**Exercise instructions**
Could you output each line of the data that follows exactly?

[Dataset rows]
^^^^^^^^^^^^^^^^
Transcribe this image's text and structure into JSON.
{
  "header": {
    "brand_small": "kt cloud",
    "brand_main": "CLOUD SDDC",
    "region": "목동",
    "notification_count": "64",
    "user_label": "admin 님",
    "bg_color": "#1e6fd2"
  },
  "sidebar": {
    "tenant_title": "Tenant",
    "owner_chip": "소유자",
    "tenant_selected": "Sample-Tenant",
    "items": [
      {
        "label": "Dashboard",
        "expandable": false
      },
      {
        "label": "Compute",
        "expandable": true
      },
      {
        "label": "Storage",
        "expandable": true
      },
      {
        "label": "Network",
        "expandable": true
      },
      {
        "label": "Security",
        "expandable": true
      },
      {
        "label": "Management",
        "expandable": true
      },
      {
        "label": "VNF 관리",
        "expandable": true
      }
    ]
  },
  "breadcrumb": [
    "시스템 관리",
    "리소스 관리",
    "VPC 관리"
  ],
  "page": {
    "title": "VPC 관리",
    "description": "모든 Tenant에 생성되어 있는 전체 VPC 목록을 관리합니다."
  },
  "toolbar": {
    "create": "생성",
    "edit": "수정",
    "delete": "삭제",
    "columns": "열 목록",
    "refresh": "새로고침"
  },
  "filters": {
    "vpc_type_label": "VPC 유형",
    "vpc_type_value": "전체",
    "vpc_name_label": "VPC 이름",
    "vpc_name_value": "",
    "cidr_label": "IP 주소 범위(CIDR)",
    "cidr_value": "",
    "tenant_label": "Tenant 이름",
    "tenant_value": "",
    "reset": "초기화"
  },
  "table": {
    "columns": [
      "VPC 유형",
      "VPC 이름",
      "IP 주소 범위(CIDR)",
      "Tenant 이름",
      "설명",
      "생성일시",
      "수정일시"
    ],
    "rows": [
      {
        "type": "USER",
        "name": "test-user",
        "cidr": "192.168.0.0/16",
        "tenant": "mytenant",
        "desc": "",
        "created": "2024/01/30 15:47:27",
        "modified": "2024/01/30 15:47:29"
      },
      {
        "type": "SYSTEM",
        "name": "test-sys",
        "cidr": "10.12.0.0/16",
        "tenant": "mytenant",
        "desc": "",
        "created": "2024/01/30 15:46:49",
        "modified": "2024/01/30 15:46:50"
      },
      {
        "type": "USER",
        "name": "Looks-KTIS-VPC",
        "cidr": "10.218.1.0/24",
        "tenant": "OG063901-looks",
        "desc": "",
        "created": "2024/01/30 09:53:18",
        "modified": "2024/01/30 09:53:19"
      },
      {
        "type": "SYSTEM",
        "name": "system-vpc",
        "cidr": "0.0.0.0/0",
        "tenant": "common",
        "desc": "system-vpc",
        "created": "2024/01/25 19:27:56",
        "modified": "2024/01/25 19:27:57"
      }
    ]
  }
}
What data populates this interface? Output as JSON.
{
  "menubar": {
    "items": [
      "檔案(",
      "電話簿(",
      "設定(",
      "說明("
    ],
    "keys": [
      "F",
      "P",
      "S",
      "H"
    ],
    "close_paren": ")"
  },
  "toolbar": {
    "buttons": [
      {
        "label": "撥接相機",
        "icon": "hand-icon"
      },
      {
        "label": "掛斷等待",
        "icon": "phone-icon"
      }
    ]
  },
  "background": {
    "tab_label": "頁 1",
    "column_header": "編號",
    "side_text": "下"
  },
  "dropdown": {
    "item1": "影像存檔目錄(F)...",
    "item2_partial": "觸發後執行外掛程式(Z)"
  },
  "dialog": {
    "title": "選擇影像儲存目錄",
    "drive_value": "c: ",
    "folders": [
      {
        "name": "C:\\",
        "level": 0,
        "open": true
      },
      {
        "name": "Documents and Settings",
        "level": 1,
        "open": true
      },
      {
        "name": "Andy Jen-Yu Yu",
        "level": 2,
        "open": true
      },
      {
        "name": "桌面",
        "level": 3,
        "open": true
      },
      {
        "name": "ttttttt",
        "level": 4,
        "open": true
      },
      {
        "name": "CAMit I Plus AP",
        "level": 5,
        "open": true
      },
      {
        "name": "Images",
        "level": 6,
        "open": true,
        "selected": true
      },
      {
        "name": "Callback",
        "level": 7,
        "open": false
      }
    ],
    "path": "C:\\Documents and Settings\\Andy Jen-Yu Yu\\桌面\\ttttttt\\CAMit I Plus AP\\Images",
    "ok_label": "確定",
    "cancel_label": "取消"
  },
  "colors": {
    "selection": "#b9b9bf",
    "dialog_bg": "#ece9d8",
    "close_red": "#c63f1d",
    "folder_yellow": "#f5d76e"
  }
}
^^^^^^^^^^^^^^^^
**Result for this task**
Transcribe this image's text and structure into JSON.
{
  "header": {
    "brand_small": "kt cloud",
    "brand_main": "CLOUD SDDC",
    "region": "목동",
    "notification_count": "64",
    "user_label": "admin 님",
    "bg_color": "#1e6fd2"
  },
  "sidebar": {
    "tenant_title": "Tenant",
    "owner_chip": "소유자",
    "tenant_selected": "Sample-Tenant",
    "items": [
      {
        "label": "Dashboard",
        "expandable": false
      },
      {
        "label": "Compute",
        "expandable": true
      },
      {
        "label": "Storage",
        "expandable": true
      },
      {
        "label": "Network",
        "expandable": true
      },
      {
        "label": "Security",
        "expandable": true
      },
      {
        "label": "Management",
        "expandable": true
      },
      {
        "label": "VNF 관리",
        "expandable": true
      }
    ]
  },
  "breadcrumb": [
    "시스템 관리",
    "리소스 관리",
    "VPC 관리"
  ],
  "page": {
    "title": "VPC 관리",
    "description": "모든 Tenant에 생성되어 있는 전체 VPC 목록을 관리합니다."
  },
  "toolbar": {
    "create": "생성",
    "edit": "수정",
    "delete": "삭제",
    "columns": "열 목록",
    "refresh": "새로고침"
  },
  "filters": {
    "vpc_type_label": "VPC 유형",
    "vpc_type_value": "전체",
    "vpc_name_label": "VPC 이름",
    "vpc_name_value": "",
    "cidr_label": "IP 주소 범위(CIDR)",
    "cidr_value": "",
    "tenant_label": "Tenant 이름",
    "tenant_value": "",
    "reset": "초기화"
  },
  "table": {
    "columns": [
      "VPC 유형",
      "VPC 이름",
      "IP 주소 범위(CIDR)",
      "Tenant 이름",
      "설명",
      "생성일시",
      "수정일시"
    ],
    "rows": [
      {
        "type": "USER",
        "name": "test-user",
        "cidr": "192.168.0.0/16",
        "tenant": "mytenant",
        "desc": "",
        "created": "2024/01/30 15:47:27",
        "modified": "2024/01/30 15:47:29"
      },
      {
        "type": "SYSTEM",
        "name": "test-sys",
        "cidr": "10.12.0.0/16",
        "tenant": "mytenant",
        "desc": "",
        "created": "2024/01/30 15:46:49",
        "modified": "2024/01/30 15:46:50"
      },
      {
        "type": "USER",
        "name": "Looks-KTIS-VPC",
        "cidr": "10.218.1.0/24",
        "tenant": "OG063901-looks",
        "desc": "",
        "created": "2024/01/30 09:53:18",
        "modified": "2024/01/30 09:53:19"
      },
      {
        "type": "SYSTEM",
        "name": "system-vpc",
        "cidr": "0.0.0.0/0",
        "tenant": "common",
        "desc": "system-vpc",
        "created": "2024/01/25 19:27:56",
        "modified": "2024/01/25 19:27:57"
      }
    ]
  }
}
What data populates this interface? Output as JSON.
{
  "menubar": {
    "items": [
      "檔案(",
      "電話簿(",
      "設定(",
      "說明("
    ],
    "keys": [
      "F",
      "P",
      "S",
      "H"
    ],
    "close_paren": ")"
  },
  "toolbar": {
    "buttons": [
      {
        "label": "撥接相機",
        "icon": "hand-icon"
      },
      {
        "label": "掛斷等待",
        "icon": "phone-icon"
      }
    ]
  },
  "background": {
    "tab_label": "頁 1",
    "column_header": "編號",
    "side_text": "下"
  },
  "dropdown": {
    "item1": "影像存檔目錄(F)...",
    "item2_partial": "觸發後執行外掛程式(Z)"
  },
  "dialog": {
    "title": "選擇影像儲存目錄",
    "drive_value": "c: ",
    "folders": [
      {
        "name": "C:\\",
        "level": 0,
        "open": true
      },
      {
        "name": "Documents and Settings",
        "level": 1,
        "open": true
      },
      {
        "name": "Andy Jen-Yu Yu",
        "level": 2,
        "open": true
      },
      {
        "name": "桌面",
        "level": 3,
        "open": true
      },
      {
        "name": "ttttttt",
        "level": 4,
        "open": true
      },
      {
        "name": "CAMit I Plus AP",
        "level": 5,
        "open": true
      },
      {
        "name": "Images",
        "level": 6,
        "open": true,
        "selected": true
      },
      {
        "name": "Callback",
        "level": 7,
        "open": false
      }
    ],
    "path": "C:\\Documents and Settings\\Andy Jen-Yu Yu\\桌面\\ttttttt\\CAMit I Plus AP\\Images",
    "ok_label": "確定",
    "cancel_label": "取消"
  },
  "colors": {
    "selection": "#b9b9bf",
    "dialog_bg": "#ece9d8",
    "close_red": "#c63f1d",
    "folder_yellow": "#f5d76e"
  }
}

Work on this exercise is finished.